(Items contained in a dataset)
>> start

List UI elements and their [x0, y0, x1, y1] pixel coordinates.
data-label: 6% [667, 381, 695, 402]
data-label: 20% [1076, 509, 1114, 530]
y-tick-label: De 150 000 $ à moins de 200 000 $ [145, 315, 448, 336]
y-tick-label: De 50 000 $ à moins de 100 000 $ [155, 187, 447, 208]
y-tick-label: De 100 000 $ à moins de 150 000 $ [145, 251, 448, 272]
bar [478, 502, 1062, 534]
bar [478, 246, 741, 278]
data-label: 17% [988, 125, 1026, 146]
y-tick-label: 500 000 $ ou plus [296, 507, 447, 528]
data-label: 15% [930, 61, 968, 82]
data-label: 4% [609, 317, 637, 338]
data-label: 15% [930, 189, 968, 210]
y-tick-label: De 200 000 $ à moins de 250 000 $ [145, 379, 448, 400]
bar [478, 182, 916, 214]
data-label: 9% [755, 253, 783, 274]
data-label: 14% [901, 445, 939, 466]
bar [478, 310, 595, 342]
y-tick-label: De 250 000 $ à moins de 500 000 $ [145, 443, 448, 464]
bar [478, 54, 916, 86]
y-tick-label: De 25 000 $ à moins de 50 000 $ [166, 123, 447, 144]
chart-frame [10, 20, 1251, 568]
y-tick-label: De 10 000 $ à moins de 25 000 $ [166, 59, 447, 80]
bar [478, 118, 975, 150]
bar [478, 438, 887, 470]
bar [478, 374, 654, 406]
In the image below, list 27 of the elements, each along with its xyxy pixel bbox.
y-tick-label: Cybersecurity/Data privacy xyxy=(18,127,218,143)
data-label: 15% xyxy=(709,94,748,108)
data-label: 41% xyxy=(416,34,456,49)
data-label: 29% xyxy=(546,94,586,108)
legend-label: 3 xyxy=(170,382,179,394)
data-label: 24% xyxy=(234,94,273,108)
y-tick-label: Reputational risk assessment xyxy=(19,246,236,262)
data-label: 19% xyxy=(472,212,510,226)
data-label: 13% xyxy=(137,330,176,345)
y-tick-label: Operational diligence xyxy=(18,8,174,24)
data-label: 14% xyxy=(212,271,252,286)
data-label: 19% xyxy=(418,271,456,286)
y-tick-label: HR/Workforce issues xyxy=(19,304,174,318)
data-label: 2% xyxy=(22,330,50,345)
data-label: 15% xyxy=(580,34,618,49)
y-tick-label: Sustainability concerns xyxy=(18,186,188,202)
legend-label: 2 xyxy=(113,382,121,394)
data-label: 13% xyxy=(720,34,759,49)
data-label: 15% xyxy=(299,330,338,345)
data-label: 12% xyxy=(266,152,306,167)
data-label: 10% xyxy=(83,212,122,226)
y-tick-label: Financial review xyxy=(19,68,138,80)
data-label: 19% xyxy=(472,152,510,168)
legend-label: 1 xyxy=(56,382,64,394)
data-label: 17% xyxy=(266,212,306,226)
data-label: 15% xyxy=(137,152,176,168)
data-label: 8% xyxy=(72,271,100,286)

>> end

# [Job]
Format each non-blank line of the items above as a string in a single JSON list, keeping their order.

# [Problem solution]
[
  "List UI elements and their [x0, y0, x1, y1] pixel coordinates.",
  "data-label: 6% [667, 381, 695, 402]",
  "data-label: 20% [1076, 509, 1114, 530]",
  "y-tick-label: De 150 000 $ à moins de 200 000 $ [145, 315, 448, 336]",
  "y-tick-label: De 50 000 $ à moins de 100 000 $ [155, 187, 447, 208]",
  "y-tick-label: De 100 000 $ à moins de 150 000 $ [145, 251, 448, 272]",
  "bar [478, 502, 1062, 534]",
  "bar [478, 246, 741, 278]",
  "data-label: 17% [988, 125, 1026, 146]",
  "y-tick-label: 500 000 $ ou plus [296, 507, 447, 528]",
  "data-label: 15% [930, 61, 968, 82]",
  "data-label: 4% [609, 317, 637, 338]",
  "data-label: 15% [930, 189, 968, 210]",
  "y-tick-label: De 200 000 $ à moins de 250 000 $ [145, 379, 448, 400]",
  "bar [478, 182, 916, 214]",
  "data-label: 9% [755, 253, 783, 274]",
  "data-label: 14% [901, 445, 939, 466]",
  "bar [478, 310, 595, 342]",
  "y-tick-label: De 250 000 $ à moins de 500 000 $ [145, 443, 448, 464]",
  "bar [478, 54, 916, 86]",
  "y-tick-label: De 25 000 $ à moins de 50 000 $ [166, 123, 447, 144]",
  "chart-frame [10, 20, 1251, 568]",
  "y-tick-label: De 10 000 $ à moins de 25 000 $ [166, 59, 447, 80]",
  "bar [478, 118, 975, 150]",
  "bar [478, 438, 887, 470]",
  "bar [478, 374, 654, 406]",
  "In the image below, list 27 of the elements, each along with its xyxy pixel bbox.",
  "y-tick-label: Cybersecurity/Data privacy xyxy=(18,127,218,143)",
  "data-label: 15% xyxy=(709,94,748,108)",
  "data-label: 41% xyxy=(416,34,456,49)",
  "data-label: 29% xyxy=(546,94,586,108)",
  "legend-label: 3 xyxy=(170,382,179,394)",
  "data-label: 24% xyxy=(234,94,273,108)",
  "y-tick-label: Reputational risk assessment xyxy=(19,246,236,262)",
  "data-label: 19% xyxy=(472,212,510,226)",
  "data-label: 13% xyxy=(137,330,176,345)",
  "y-tick-label: Operational diligence xyxy=(18,8,174,24)",
  "data-label: 14% xyxy=(212,271,252,286)",
  "data-label: 19% xyxy=(418,271,456,286)",
  "y-tick-label: HR/Workforce issues xyxy=(19,304,174,318)",
  "data-label: 2% xyxy=(22,330,50,345)",
  "data-label: 15% xyxy=(580,34,618,49)",
  "y-tick-label: Sustainability concerns xyxy=(18,186,188,202)",
  "legend-label: 2 xyxy=(113,382,121,394)",
  "data-label: 13% xyxy=(720,34,759,49)",
  "data-label: 15% xyxy=(299,330,338,345)",
  "data-label: 12% xyxy=(266,152,306,167)",
  "data-label: 10% xyxy=(83,212,122,226)",
  "y-tick-label: Financial review xyxy=(19,68,138,80)",
  "data-label: 19% xyxy=(472,152,510,168)",
  "legend-label: 1 xyxy=(56,382,64,394)",
  "data-label: 17% xyxy=(266,212,306,226)",
  "data-label: 15% xyxy=(137,152,176,168)",
  "data-label: 8% xyxy=(72,271,100,286)"
]